● What you should do:
Pull out every line with the word "values".

● Provided data:
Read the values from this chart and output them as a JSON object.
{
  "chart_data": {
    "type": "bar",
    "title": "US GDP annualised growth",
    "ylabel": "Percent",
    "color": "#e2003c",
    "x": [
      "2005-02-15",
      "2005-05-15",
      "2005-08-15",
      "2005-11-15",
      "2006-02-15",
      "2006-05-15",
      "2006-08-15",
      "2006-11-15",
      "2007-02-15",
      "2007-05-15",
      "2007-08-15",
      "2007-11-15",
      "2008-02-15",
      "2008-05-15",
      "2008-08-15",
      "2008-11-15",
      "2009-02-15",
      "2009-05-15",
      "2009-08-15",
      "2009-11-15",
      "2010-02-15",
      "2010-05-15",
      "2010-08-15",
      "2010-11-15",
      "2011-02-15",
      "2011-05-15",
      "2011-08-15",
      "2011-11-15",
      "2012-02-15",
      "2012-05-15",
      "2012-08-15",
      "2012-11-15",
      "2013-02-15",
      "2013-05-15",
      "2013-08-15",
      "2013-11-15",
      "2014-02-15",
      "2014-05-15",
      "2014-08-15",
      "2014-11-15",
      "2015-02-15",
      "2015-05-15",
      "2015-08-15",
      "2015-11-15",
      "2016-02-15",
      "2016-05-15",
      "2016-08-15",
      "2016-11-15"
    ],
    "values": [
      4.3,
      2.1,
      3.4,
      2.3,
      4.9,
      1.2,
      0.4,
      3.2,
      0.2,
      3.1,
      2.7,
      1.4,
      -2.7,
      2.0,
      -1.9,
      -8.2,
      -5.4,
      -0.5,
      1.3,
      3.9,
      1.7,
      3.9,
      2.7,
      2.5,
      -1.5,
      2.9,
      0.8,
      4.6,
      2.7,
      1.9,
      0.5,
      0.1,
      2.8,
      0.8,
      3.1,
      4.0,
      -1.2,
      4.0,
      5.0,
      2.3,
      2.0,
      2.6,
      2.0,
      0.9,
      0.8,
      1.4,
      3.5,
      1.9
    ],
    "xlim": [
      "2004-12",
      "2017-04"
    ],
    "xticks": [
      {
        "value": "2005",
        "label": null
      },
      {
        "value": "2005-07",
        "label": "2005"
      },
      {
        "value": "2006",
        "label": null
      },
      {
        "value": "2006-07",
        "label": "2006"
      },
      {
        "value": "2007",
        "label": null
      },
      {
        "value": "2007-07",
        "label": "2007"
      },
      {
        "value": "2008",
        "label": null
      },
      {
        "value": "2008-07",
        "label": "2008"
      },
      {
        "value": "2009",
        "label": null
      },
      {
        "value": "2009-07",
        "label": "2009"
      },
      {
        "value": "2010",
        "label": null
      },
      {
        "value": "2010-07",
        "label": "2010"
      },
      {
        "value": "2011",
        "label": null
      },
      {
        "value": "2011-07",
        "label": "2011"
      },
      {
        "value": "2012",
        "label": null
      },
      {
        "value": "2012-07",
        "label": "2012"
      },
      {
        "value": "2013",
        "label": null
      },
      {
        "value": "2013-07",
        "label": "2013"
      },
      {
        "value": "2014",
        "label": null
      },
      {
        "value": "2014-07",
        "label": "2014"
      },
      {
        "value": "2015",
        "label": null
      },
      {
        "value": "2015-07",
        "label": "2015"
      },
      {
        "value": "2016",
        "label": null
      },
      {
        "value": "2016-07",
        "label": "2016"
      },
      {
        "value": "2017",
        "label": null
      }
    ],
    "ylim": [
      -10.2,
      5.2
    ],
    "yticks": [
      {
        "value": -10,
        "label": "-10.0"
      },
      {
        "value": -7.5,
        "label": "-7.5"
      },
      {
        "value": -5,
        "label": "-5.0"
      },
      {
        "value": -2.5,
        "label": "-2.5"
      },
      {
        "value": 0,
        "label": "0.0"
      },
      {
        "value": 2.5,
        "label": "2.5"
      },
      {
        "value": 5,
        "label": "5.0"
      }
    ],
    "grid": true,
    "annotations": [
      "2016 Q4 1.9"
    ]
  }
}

● The result:
Read the values from this chart and output them as a JSON object.
    "values": [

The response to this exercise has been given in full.